Your task is to copy the material exactly.

EXTRACTED INFORMATION →
..........
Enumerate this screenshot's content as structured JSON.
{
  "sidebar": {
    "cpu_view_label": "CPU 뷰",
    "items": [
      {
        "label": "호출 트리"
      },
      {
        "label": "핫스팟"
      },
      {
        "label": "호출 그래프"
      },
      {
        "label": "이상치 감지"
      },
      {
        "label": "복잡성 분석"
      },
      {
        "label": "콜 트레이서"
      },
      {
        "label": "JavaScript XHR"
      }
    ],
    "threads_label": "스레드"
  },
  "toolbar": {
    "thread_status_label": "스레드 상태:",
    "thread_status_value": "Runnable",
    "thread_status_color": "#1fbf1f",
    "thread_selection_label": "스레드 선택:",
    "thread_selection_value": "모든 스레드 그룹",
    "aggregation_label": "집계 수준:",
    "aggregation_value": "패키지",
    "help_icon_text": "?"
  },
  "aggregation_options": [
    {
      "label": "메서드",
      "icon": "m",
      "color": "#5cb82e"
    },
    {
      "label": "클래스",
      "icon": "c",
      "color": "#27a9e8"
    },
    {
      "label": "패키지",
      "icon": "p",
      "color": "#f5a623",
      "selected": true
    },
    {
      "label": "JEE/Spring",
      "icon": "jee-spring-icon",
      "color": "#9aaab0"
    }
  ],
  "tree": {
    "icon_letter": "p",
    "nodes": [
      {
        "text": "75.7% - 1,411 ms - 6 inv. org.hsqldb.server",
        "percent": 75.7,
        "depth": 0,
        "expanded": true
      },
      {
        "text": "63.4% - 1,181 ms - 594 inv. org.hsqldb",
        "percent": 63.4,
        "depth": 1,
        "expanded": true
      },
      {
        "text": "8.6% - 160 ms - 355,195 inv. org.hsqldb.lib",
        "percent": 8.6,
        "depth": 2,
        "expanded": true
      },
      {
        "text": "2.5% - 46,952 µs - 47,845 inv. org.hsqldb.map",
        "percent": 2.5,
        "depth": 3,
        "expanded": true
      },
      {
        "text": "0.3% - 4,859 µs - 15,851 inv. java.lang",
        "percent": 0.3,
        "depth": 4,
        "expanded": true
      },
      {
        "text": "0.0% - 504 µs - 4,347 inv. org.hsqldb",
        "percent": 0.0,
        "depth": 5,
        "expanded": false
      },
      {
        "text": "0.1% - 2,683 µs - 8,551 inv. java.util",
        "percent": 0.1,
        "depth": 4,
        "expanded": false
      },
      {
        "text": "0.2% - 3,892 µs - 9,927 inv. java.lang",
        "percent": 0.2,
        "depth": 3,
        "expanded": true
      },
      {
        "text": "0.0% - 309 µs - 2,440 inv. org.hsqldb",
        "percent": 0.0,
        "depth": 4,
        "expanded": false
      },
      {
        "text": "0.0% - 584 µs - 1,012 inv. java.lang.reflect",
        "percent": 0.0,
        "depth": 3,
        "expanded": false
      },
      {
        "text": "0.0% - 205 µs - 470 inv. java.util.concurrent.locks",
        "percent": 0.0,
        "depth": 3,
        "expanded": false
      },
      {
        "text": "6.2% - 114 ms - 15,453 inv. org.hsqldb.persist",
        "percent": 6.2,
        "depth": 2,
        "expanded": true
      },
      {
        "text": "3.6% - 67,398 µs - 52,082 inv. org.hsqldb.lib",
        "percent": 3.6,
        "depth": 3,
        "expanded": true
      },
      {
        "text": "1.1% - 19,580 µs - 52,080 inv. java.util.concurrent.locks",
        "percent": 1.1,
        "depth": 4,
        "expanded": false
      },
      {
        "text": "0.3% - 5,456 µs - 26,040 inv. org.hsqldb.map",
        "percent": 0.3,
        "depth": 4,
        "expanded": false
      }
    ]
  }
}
..........
FULL ANSWER →
Enumerate this screenshot's content as structured JSON.
{
  "sidebar": {
    "cpu_view_label": "CPU 뷰",
    "items": [
      {
        "label": "호출 트리"
      },
      {
        "label": "핫스팟"
      },
      {
        "label": "호출 그래프"
      },
      {
        "label": "이상치 감지"
      },
      {
        "label": "복잡성 분석"
      },
      {
        "label": "콜 트레이서"
      },
      {
        "label": "JavaScript XHR"
      }
    ],
    "threads_label": "스레드"
  },
  "toolbar": {
    "thread_status_label": "스레드 상태:",
    "thread_status_value": "Runnable",
    "thread_status_color": "#1fbf1f",
    "thread_selection_label": "스레드 선택:",
    "thread_selection_value": "모든 스레드 그룹",
    "aggregation_label": "집계 수준:",
    "aggregation_value": "패키지",
    "help_icon_text": "?"
  },
  "aggregation_options": [
    {
      "label": "메서드",
      "icon": "m",
      "color": "#5cb82e"
    },
    {
      "label": "클래스",
      "icon": "c",
      "color": "#27a9e8"
    },
    {
      "label": "패키지",
      "icon": "p",
      "color": "#f5a623",
      "selected": true
    },
    {
      "label": "JEE/Spring",
      "icon": "jee-spring-icon",
      "color": "#9aaab0"
    }
  ],
  "tree": {
    "icon_letter": "p",
    "nodes": [
      {
        "text": "75.7% - 1,411 ms - 6 inv. org.hsqldb.server",
        "percent": 75.7,
        "depth": 0,
        "expanded": true
      },
      {
        "text": "63.4% - 1,181 ms - 594 inv. org.hsqldb",
        "percent": 63.4,
        "depth": 1,
        "expanded": true
      },
      {
        "text": "8.6% - 160 ms - 355,195 inv. org.hsqldb.lib",
        "percent": 8.6,
        "depth": 2,
        "expanded": true
      },
      {
        "text": "2.5% - 46,952 µs - 47,845 inv. org.hsqldb.map",
        "percent": 2.5,
        "depth": 3,
        "expanded": true
      },
      {
        "text": "0.3% - 4,859 µs - 15,851 inv. java.lang",
        "percent": 0.3,
        "depth": 4,
        "expanded": true
      },
      {
        "text": "0.0% - 504 µs - 4,347 inv. org.hsqldb",
        "percent": 0.0,
        "depth": 5,
        "expanded": false
      },
      {
        "text": "0.1% - 2,683 µs - 8,551 inv. java.util",
        "percent": 0.1,
        "depth": 4,
        "expanded": false
      },
      {
        "text": "0.2% - 3,892 µs - 9,927 inv. java.lang",
        "percent": 0.2,
        "depth": 3,
        "expanded": true
      },
      {
        "text": "0.0% - 309 µs - 2,440 inv. org.hsqldb",
        "percent": 0.0,
        "depth": 4,
        "expanded": false
      },
      {
        "text": "0.0% - 584 µs - 1,012 inv. java.lang.reflect",
        "percent": 0.0,
        "depth": 3,
        "expanded": false
      },
      {
        "text": "0.0% - 205 µs - 470 inv. java.util.concurrent.locks",
        "percent": 0.0,
        "depth": 3,
        "expanded": false
      },
      {
        "text": "6.2% - 114 ms - 15,453 inv. org.hsqldb.persist",
        "percent": 6.2,
        "depth": 2,
        "expanded": true
      },
      {
        "text": "3.6% - 67,398 µs - 52,082 inv. org.hsqldb.lib",
        "percent": 3.6,
        "depth": 3,
        "expanded": true
      },
      {
        "text": "1.1% - 19,580 µs - 52,080 inv. java.util.concurrent.locks",
        "percent": 1.1,
        "depth": 4,
        "expanded": false
      },
      {
        "text": "0.3% - 5,456 µs - 26,040 inv. org.hsqldb.map",
        "percent": 0.3,
        "depth": 4,
        "expanded": false
      }
    ]
  }
}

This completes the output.